- GOAL
Images are not part of the copy; transcribe all the data exactly.

═════ INPUT MATERIAL ═════

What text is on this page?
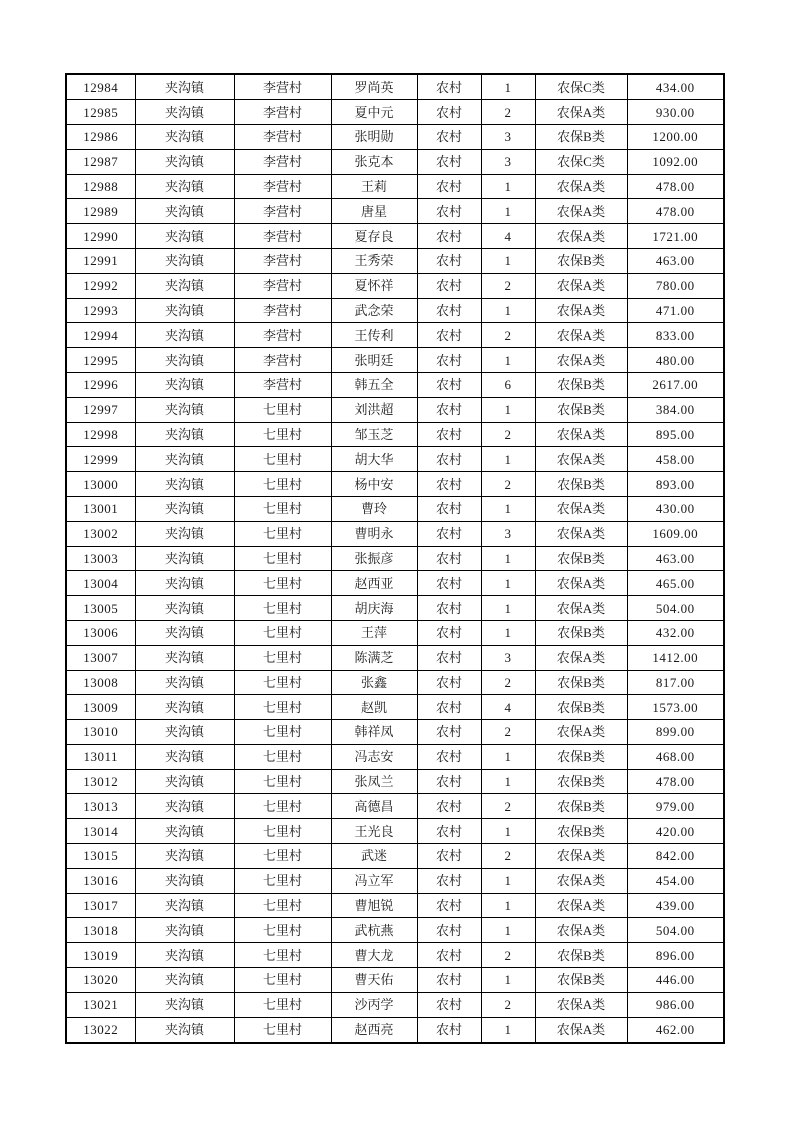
12984	夹沟镇	李营村	罗尚英	农村	1	农保C类	434.00
12985	夹沟镇	李营村	夏中元	农村	2	农保A类	930.00
12986	夹沟镇	李营村	张明勋	农村	3	农保B类	1200.00
12987	夹沟镇	李营村	张克本	农村	3	农保C类	1092.00
12988	夹沟镇	李营村	王莉	农村	1	农保A类	478.00
12989	夹沟镇	李营村	唐星	农村	1	农保A类	478.00
12990	夹沟镇	李营村	夏存良	农村	4	农保A类	1721.00
12991	夹沟镇	李营村	王秀荣	农村	1	农保B类	463.00
12992	夹沟镇	李营村	夏怀祥	农村	2	农保A类	780.00
12993	夹沟镇	李营村	武念荣	农村	1	农保A类	471.00
12994	夹沟镇	李营村	王传利	农村	2	农保A类	833.00
12995	夹沟镇	李营村	张明廷	农村	1	农保A类	480.00
12996	夹沟镇	李营村	韩五全	农村	6	农保B类	2617.00
12997	夹沟镇	七里村	刘洪超	农村	1	农保B类	384.00
12998	夹沟镇	七里村	邹玉芝	农村	2	农保A类	895.00
12999	夹沟镇	七里村	胡大华	农村	1	农保A类	458.00
13000	夹沟镇	七里村	杨中安	农村	2	农保B类	893.00
13001	夹沟镇	七里村	曹玲	农村	1	农保A类	430.00
13002	夹沟镇	七里村	曹明永	农村	3	农保A类	1609.00
13003	夹沟镇	七里村	张振彦	农村	1	农保B类	463.00
13004	夹沟镇	七里村	赵西亚	农村	1	农保A类	465.00
13005	夹沟镇	七里村	胡庆海	农村	1	农保A类	504.00
13006	夹沟镇	七里村	王萍	农村	1	农保B类	432.00
13007	夹沟镇	七里村	陈满芝	农村	3	农保A类	1412.00
13008	夹沟镇	七里村	张鑫	农村	2	农保B类	817.00
13009	夹沟镇	七里村	赵凯	农村	4	农保B类	1573.00
13010	夹沟镇	七里村	韩祥凤	农村	2	农保A类	899.00
13011	夹沟镇	七里村	冯志安	农村	1	农保B类	468.00
13012	夹沟镇	七里村	张凤兰	农村	1	农保B类	478.00
13013	夹沟镇	七里村	高德昌	农村	2	农保B类	979.00
13014	夹沟镇	七里村	王光良	农村	1	农保B类	420.00
13015	夹沟镇	七里村	武迷	农村	2	农保A类	842.00
13016	夹沟镇	七里村	冯立军	农村	1	农保A类	454.00
13017	夹沟镇	七里村	曹旭锐	农村	1	农保A类	439.00
13018	夹沟镇	七里村	武杭燕	农村	1	农保A类	504.00
13019	夹沟镇	七里村	曹大龙	农村	2	农保B类	896.00
13020	夹沟镇	七里村	曹天佑	农村	1	农保B类	446.00
13021	夹沟镇	七里村	沙丙学	农村	2	农保A类	986.00
13022	夹沟镇	七里村	赵西亮	农村	1	农保A类	462.00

═════

- EXERCISE RESULT
What text is on this page?
12984	夹沟镇	李营村	罗尚英	农村	1	农保C类	434.00
12985	夹沟镇	李营村	夏中元	农村	2	农保A类	930.00
12986	夹沟镇	李营村	张明勋	农村	3	农保B类	1200.00
12987	夹沟镇	李营村	张克本	农村	3	农保C类	1092.00
12988	夹沟镇	李营村	王莉	农村	1	农保A类	478.00
12989	夹沟镇	李营村	唐星	农村	1	农保A类	478.00
12990	夹沟镇	李营村	夏存良	农村	4	农保A类	1721.00
12991	夹沟镇	李营村	王秀荣	农村	1	农保B类	463.00
12992	夹沟镇	李营村	夏怀祥	农村	2	农保A类	780.00
12993	夹沟镇	李营村	武念荣	农村	1	农保A类	471.00
12994	夹沟镇	李营村	王传利	农村	2	农保A类	833.00
12995	夹沟镇	李营村	张明廷	农村	1	农保A类	480.00
12996	夹沟镇	李营村	韩五全	农村	6	农保B类	2617.00
12997	夹沟镇	七里村	刘洪超	农村	1	农保B类	384.00
12998	夹沟镇	七里村	邹玉芝	农村	2	农保A类	895.00
12999	夹沟镇	七里村	胡大华	农村	1	农保A类	458.00
13000	夹沟镇	七里村	杨中安	农村	2	农保B类	893.00
13001	夹沟镇	七里村	曹玲	农村	1	农保A类	430.00
13002	夹沟镇	七里村	曹明永	农村	3	农保A类	1609.00
13003	夹沟镇	七里村	张振彦	农村	1	农保B类	463.00
13004	夹沟镇	七里村	赵西亚	农村	1	农保A类	465.00
13005	夹沟镇	七里村	胡庆海	农村	1	农保A类	504.00
13006	夹沟镇	七里村	王萍	农村	1	农保B类	432.00
13007	夹沟镇	七里村	陈满芝	农村	3	农保A类	1412.00
13008	夹沟镇	七里村	张鑫	农村	2	农保B类	817.00
13009	夹沟镇	七里村	赵凯	农村	4	农保B类	1573.00
13010	夹沟镇	七里村	韩祥凤	农村	2	农保A类	899.00
13011	夹沟镇	七里村	冯志安	农村	1	农保B类	468.00
13012	夹沟镇	七里村	张凤兰	农村	1	农保B类	478.00
13013	夹沟镇	七里村	高德昌	农村	2	农保B类	979.00
13014	夹沟镇	七里村	王光良	农村	1	农保B类	420.00
13015	夹沟镇	七里村	武迷	农村	2	农保A类	842.00
13016	夹沟镇	七里村	冯立军	农村	1	农保A类	454.00
13017	夹沟镇	七里村	曹旭锐	农村	1	农保A类	439.00
13018	夹沟镇	七里村	武杭燕	农村	1	农保A类	504.00
13019	夹沟镇	七里村	曹大龙	农村	2	农保B类	896.00
13020	夹沟镇	七里村	曹天佑	农村	1	农保B类	446.00
13021	夹沟镇	七里村	沙丙学	农村	2	农保A类	986.00
13022	夹沟镇	七里村	赵西亮	农村	1	农保A类	462.00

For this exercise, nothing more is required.